(REQUIRED WORK):
Copy every line of the records below that holds the word "线上纯净型加湿器分价格段在售机型数量".

(GIVEN RECORDS):
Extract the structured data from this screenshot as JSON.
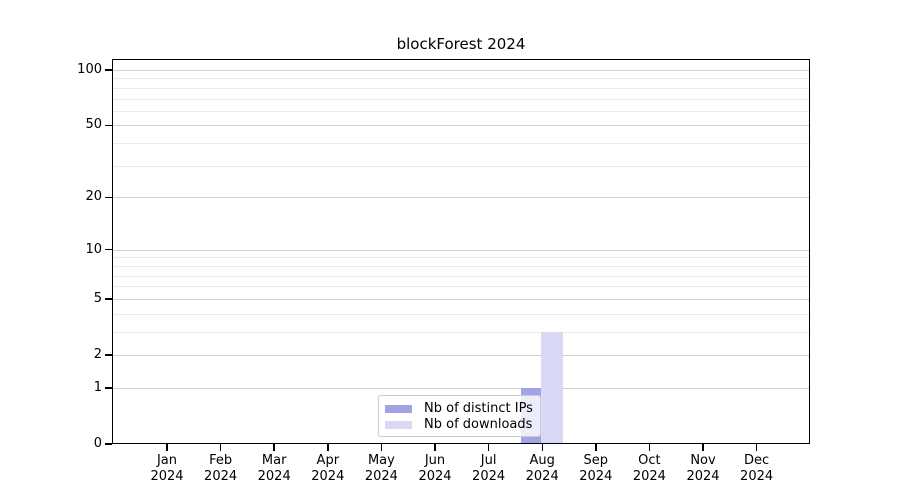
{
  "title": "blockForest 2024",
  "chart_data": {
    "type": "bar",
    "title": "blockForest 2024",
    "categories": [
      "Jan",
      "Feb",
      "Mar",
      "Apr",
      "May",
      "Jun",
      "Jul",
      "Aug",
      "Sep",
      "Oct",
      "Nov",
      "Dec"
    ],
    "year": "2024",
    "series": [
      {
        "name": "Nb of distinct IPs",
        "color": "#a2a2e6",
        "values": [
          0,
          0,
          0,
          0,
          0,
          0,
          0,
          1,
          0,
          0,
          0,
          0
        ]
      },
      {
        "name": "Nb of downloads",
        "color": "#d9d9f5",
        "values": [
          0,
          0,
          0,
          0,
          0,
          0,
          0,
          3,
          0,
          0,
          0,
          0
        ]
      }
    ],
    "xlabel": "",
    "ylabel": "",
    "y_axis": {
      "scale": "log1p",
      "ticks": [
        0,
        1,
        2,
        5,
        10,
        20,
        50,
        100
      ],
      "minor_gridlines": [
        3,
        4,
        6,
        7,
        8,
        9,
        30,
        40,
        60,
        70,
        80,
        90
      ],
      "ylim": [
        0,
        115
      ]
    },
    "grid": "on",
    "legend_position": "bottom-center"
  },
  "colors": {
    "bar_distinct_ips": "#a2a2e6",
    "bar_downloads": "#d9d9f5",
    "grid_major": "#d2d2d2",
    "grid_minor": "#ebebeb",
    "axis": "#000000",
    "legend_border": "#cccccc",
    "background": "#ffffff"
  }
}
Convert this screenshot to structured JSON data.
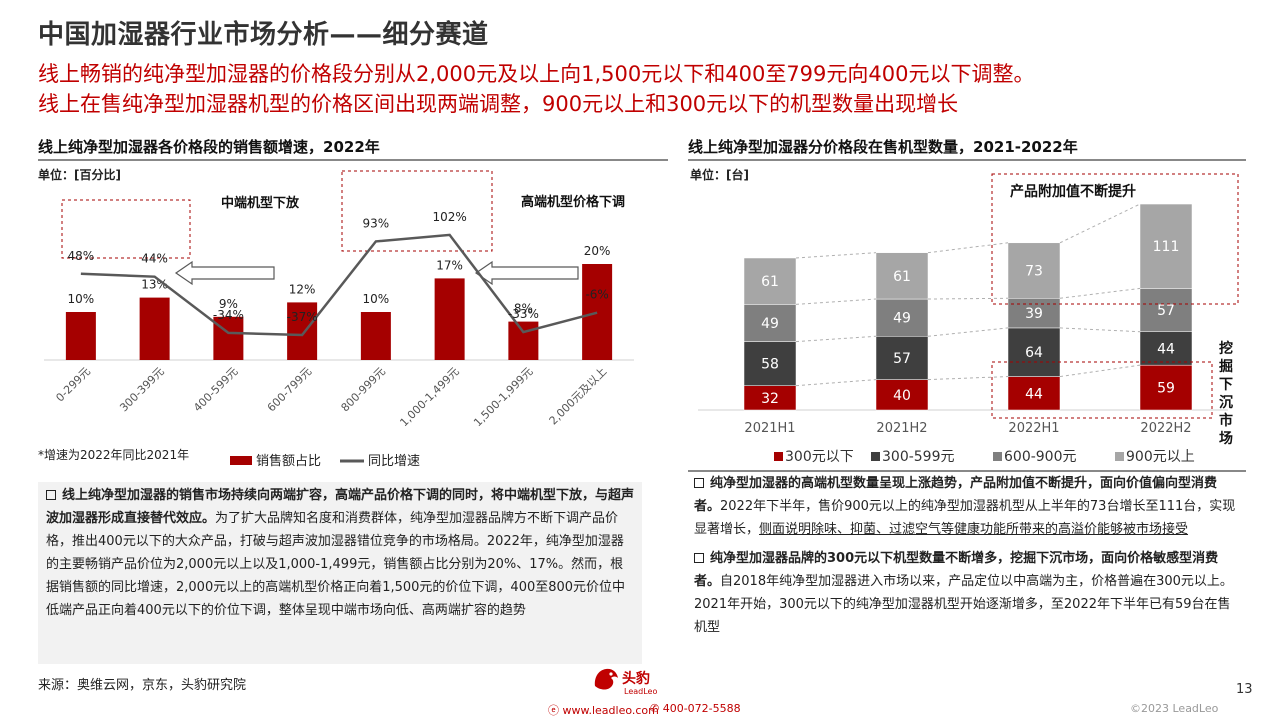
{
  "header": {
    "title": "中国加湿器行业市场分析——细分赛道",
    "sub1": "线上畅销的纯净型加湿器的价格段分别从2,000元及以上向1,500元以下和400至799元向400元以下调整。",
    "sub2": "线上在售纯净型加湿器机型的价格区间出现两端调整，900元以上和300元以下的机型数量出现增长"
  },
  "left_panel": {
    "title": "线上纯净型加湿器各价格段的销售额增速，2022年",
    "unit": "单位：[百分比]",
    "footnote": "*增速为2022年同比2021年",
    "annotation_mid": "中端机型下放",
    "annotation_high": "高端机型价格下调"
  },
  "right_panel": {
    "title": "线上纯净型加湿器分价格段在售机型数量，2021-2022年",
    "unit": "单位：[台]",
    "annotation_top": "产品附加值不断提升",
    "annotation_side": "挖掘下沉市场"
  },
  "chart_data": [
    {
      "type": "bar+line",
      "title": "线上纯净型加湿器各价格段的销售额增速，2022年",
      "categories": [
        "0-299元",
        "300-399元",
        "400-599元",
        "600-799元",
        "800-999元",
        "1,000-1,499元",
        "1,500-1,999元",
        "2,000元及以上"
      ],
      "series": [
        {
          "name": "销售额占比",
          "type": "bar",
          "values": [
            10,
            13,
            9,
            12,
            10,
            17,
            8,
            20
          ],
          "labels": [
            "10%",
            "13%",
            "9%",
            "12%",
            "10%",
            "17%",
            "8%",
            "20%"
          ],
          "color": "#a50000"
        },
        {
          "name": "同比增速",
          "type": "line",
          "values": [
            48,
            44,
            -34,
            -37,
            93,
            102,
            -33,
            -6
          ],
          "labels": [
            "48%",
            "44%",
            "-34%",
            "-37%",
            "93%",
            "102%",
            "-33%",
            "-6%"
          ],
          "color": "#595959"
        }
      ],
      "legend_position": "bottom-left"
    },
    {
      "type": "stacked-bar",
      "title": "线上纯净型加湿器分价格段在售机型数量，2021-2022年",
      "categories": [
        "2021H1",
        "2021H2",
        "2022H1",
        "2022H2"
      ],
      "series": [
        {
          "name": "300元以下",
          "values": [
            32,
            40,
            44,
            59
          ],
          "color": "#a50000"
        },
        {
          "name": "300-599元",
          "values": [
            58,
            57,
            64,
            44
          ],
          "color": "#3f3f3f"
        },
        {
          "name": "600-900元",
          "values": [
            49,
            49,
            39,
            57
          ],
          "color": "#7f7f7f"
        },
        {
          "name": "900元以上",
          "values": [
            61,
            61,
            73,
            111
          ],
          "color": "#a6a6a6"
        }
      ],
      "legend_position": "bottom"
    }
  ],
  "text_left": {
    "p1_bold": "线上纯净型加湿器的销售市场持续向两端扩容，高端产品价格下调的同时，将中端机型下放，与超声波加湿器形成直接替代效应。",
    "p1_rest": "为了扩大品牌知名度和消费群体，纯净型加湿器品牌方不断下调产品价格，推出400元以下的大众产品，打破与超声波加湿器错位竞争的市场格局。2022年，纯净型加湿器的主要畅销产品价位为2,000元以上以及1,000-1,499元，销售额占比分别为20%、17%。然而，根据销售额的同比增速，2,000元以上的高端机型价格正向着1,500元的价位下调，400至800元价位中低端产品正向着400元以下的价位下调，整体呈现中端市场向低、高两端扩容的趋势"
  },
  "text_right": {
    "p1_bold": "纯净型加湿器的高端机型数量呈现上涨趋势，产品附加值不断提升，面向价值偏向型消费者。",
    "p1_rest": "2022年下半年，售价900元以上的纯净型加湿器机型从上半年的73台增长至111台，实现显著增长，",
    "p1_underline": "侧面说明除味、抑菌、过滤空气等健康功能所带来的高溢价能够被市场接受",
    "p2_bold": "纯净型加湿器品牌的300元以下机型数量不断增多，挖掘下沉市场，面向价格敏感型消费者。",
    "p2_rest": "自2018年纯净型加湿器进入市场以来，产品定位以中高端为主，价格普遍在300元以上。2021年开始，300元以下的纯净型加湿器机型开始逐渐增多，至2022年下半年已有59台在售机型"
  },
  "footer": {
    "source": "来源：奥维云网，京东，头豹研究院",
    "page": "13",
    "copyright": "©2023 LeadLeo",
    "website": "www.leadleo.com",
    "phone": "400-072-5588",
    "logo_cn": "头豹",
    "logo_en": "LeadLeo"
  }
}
==
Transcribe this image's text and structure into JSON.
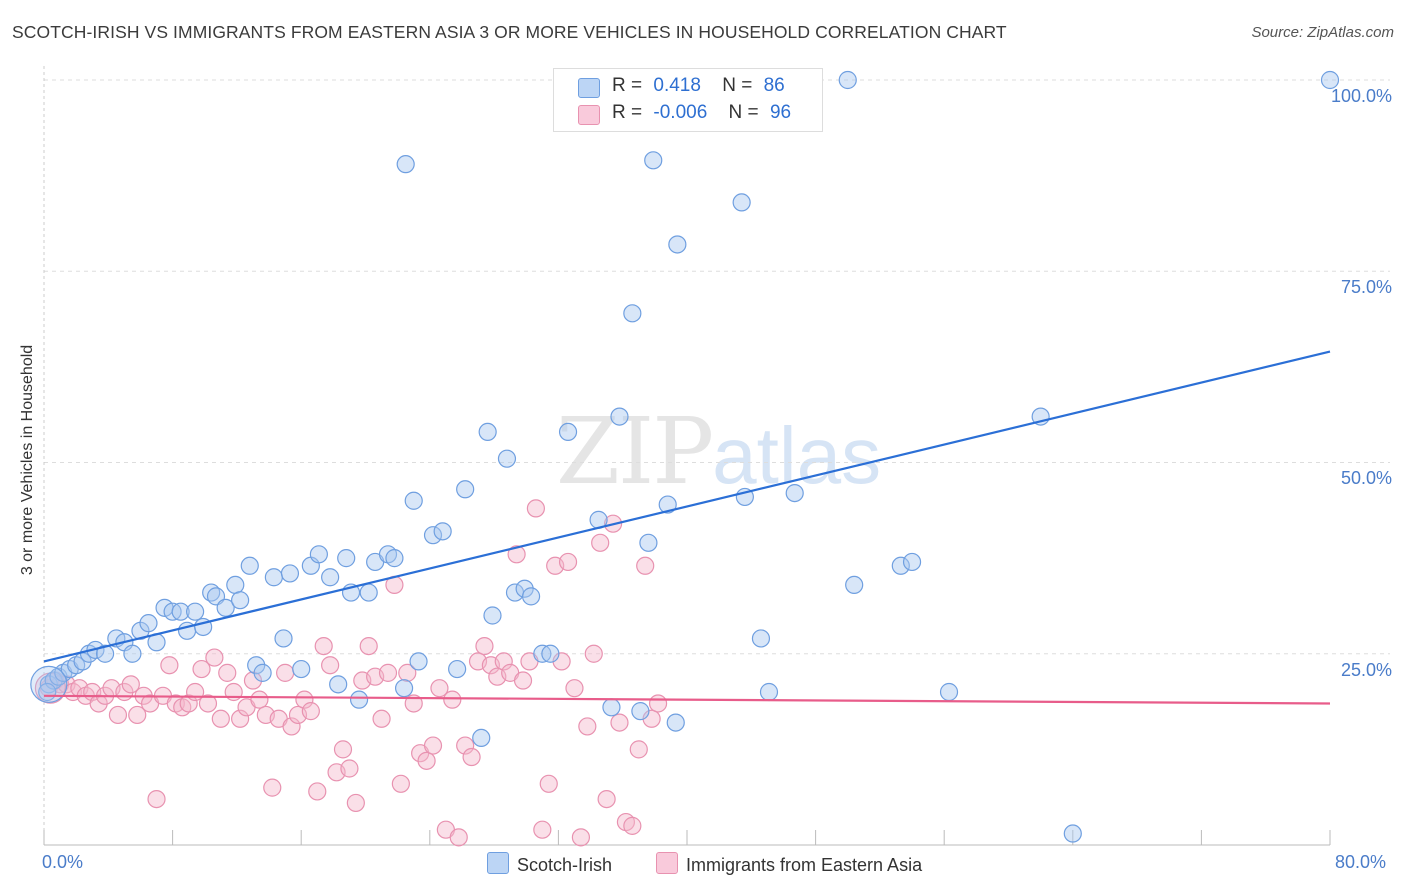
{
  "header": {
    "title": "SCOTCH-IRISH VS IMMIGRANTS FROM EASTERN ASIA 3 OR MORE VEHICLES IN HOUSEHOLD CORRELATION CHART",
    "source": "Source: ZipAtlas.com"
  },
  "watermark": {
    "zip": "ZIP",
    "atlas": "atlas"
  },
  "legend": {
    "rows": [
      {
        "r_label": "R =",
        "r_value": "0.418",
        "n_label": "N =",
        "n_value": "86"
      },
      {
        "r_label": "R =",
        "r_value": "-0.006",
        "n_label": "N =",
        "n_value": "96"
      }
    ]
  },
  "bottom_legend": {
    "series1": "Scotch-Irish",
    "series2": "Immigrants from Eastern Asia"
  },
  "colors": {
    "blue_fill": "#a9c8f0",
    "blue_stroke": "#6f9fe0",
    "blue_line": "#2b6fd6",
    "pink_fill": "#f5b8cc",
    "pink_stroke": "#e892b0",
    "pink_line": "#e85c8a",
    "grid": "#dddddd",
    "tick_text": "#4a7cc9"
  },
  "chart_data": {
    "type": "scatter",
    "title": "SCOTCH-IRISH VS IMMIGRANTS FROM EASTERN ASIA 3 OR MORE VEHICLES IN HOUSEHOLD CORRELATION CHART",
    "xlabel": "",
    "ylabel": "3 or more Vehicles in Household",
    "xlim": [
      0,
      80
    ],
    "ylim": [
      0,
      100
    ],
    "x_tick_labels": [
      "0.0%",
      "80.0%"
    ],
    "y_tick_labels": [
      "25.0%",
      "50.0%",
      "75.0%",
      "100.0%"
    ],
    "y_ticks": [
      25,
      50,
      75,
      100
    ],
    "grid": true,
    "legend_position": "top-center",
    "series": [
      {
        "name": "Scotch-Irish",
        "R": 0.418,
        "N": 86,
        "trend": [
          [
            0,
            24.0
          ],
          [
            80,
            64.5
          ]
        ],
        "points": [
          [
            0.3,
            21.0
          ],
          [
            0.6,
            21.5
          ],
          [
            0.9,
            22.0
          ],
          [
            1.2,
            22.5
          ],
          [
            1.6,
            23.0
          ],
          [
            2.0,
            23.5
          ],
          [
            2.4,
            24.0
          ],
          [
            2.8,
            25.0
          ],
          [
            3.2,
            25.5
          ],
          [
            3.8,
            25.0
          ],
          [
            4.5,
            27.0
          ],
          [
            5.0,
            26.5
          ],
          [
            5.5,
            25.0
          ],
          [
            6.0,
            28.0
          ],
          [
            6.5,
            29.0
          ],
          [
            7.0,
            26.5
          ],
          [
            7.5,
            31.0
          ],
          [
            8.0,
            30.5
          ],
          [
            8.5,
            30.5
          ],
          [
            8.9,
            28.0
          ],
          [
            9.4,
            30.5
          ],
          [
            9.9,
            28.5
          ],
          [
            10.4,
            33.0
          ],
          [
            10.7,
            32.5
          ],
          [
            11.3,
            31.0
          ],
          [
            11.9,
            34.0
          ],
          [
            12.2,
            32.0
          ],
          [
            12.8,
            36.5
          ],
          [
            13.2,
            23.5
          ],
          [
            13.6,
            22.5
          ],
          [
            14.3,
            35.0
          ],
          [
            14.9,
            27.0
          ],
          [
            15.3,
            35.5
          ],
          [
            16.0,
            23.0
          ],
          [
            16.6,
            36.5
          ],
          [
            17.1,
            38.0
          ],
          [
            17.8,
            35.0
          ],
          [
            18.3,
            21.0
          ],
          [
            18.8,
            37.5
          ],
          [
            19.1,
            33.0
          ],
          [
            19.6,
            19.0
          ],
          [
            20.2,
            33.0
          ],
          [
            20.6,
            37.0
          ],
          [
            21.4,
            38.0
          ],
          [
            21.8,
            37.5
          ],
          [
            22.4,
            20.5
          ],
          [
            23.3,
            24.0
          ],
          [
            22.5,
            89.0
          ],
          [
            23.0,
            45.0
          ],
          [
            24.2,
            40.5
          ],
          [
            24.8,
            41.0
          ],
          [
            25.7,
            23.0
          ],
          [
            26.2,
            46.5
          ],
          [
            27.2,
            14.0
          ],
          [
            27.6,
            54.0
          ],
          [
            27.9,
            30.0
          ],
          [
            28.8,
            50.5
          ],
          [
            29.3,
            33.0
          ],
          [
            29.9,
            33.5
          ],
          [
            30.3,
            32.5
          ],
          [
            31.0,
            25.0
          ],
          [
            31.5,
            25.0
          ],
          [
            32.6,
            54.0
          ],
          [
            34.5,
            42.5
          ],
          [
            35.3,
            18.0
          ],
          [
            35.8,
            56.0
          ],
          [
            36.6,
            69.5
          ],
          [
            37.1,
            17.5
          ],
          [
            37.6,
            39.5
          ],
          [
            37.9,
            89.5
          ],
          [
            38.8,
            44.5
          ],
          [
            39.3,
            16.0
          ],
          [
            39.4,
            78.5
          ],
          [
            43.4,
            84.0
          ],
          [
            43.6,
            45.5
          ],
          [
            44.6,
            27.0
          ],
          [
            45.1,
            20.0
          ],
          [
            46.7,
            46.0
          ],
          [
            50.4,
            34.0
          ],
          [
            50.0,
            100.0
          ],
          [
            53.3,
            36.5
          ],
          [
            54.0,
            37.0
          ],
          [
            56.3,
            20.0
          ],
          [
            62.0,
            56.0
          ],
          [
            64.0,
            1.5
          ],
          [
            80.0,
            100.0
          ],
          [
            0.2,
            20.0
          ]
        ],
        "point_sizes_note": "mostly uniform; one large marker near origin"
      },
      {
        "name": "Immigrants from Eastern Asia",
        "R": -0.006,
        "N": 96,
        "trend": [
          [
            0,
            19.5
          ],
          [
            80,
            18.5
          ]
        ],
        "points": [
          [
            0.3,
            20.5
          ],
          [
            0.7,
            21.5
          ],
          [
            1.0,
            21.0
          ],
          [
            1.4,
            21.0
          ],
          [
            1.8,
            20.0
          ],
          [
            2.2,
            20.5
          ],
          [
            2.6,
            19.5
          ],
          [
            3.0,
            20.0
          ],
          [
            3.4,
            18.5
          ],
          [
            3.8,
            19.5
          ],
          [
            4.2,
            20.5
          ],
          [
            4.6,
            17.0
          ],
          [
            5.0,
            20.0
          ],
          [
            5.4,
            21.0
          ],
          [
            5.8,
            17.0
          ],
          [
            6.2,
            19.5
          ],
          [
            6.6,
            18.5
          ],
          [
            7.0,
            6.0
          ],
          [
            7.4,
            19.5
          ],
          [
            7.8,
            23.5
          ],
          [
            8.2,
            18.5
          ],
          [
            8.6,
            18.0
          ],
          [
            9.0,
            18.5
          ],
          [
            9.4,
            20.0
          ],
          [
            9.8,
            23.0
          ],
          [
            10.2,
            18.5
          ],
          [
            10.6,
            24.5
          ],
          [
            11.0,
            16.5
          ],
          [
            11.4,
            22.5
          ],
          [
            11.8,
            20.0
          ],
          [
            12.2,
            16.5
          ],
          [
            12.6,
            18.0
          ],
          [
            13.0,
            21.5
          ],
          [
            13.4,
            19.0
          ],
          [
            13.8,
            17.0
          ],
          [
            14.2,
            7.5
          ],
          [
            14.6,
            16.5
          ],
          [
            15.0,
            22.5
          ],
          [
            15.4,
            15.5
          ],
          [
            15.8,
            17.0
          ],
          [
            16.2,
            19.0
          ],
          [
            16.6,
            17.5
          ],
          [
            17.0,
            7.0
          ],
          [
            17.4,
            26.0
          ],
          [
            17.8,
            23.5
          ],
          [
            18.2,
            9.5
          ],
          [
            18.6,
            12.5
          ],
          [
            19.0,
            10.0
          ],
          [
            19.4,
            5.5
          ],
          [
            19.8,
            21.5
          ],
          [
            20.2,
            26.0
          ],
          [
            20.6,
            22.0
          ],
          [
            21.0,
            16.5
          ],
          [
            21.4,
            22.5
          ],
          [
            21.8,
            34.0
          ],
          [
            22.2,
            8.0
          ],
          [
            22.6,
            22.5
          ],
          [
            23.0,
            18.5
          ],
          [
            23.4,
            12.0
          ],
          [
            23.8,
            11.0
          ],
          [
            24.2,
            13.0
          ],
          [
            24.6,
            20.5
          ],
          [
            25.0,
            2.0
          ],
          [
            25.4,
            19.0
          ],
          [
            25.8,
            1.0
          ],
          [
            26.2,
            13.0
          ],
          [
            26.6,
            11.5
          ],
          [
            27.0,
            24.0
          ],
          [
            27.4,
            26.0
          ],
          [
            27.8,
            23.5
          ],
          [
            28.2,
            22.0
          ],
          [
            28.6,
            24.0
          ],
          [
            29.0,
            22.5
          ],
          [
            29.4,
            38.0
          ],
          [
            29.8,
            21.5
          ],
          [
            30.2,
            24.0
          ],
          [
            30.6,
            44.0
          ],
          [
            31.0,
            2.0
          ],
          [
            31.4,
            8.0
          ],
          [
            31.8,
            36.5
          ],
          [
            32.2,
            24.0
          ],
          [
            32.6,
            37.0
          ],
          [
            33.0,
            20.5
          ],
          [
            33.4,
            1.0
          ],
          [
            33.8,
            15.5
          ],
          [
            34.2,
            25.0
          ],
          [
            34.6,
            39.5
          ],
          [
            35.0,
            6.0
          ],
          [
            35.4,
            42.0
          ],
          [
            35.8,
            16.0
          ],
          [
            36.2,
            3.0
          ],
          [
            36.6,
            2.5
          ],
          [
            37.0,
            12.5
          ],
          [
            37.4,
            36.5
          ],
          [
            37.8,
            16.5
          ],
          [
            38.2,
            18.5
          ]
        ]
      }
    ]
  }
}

(FINAL RESULT):
    "title": "线上纯净型加湿器分价格段在售机型数量，2021-2022年",
      "title": "线上纯净型加湿器分价格段在售机型数量，2021-2022年",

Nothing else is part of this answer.